### WORK INSTRUCTIONS
Print, exactly and completely, every entry in the data.

* BEGIN DATA RECORDS *

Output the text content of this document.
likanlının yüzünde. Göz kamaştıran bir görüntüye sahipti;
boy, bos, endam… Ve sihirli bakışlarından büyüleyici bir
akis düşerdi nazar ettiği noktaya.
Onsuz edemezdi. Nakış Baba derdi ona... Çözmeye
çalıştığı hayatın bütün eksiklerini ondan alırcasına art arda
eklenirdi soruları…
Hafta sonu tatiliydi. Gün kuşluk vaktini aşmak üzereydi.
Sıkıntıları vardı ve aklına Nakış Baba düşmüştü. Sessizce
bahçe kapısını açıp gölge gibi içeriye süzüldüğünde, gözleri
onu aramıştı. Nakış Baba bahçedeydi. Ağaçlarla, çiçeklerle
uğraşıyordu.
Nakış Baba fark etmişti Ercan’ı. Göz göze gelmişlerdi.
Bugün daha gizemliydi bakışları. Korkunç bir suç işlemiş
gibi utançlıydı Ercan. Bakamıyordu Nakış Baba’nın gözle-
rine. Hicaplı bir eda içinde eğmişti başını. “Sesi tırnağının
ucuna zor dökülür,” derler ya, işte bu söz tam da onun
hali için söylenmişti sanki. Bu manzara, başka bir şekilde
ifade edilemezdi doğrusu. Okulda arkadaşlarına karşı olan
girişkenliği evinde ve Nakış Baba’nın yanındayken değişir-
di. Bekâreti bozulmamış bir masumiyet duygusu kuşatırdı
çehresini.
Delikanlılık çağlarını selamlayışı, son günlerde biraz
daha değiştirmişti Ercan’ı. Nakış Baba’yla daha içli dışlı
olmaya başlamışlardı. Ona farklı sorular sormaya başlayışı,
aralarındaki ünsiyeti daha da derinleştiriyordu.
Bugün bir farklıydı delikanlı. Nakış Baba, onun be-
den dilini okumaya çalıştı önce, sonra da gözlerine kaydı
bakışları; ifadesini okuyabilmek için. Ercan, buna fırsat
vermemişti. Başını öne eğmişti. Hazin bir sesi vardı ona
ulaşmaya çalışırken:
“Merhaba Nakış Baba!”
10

* END DATA RECORDS *

### ANSWER BELOW
Output the text content of this document.
likanlının yüzünde. Göz kamaştıran bir görüntüye sahipti;
boy, bos, endam… Ve sihirli bakışlarından büyüleyici bir
akis düşerdi nazar ettiği noktaya.
Onsuz edemezdi. Nakış Baba derdi ona... Çözmeye
çalıştığı hayatın bütün eksiklerini ondan alırcasına art arda
eklenirdi soruları…
Hafta sonu tatiliydi. Gün kuşluk vaktini aşmak üzereydi.
Sıkıntıları vardı ve aklına Nakış Baba düşmüştü. Sessizce
bahçe kapısını açıp gölge gibi içeriye süzüldüğünde, gözleri
onu aramıştı. Nakış Baba bahçedeydi. Ağaçlarla, çiçeklerle
uğraşıyordu.
Nakış Baba fark etmişti Ercan’ı. Göz göze gelmişlerdi.
Bugün daha gizemliydi bakışları. Korkunç bir suç işlemiş
gibi utançlıydı Ercan. Bakamıyordu Nakış Baba’nın gözle-
rine. Hicaplı bir eda içinde eğmişti başını. “Sesi tırnağının
ucuna zor dökülür,” derler ya, işte bu söz tam da onun
hali için söylenmişti sanki. Bu manzara, başka bir şekilde
ifade edilemezdi doğrusu. Okulda arkadaşlarına karşı olan
girişkenliği evinde ve Nakış Baba’nın yanındayken değişir-
di. Bekâreti bozulmamış bir masumiyet duygusu kuşatırdı
çehresini.
Delikanlılık çağlarını selamlayışı, son günlerde biraz
daha değiştirmişti Ercan’ı. Nakış Baba’yla daha içli dışlı
olmaya başlamışlardı. Ona farklı sorular sormaya başlayışı,
aralarındaki ünsiyeti daha da derinleştiriyordu.
Bugün bir farklıydı delikanlı. Nakış Baba, onun be-
den dilini okumaya çalıştı önce, sonra da gözlerine kaydı
bakışları; ifadesini okuyabilmek için. Ercan, buna fırsat
vermemişti. Başını öne eğmişti. Hazin bir sesi vardı ona
ulaşmaya çalışırken:
“Merhaba Nakış Baba!”
10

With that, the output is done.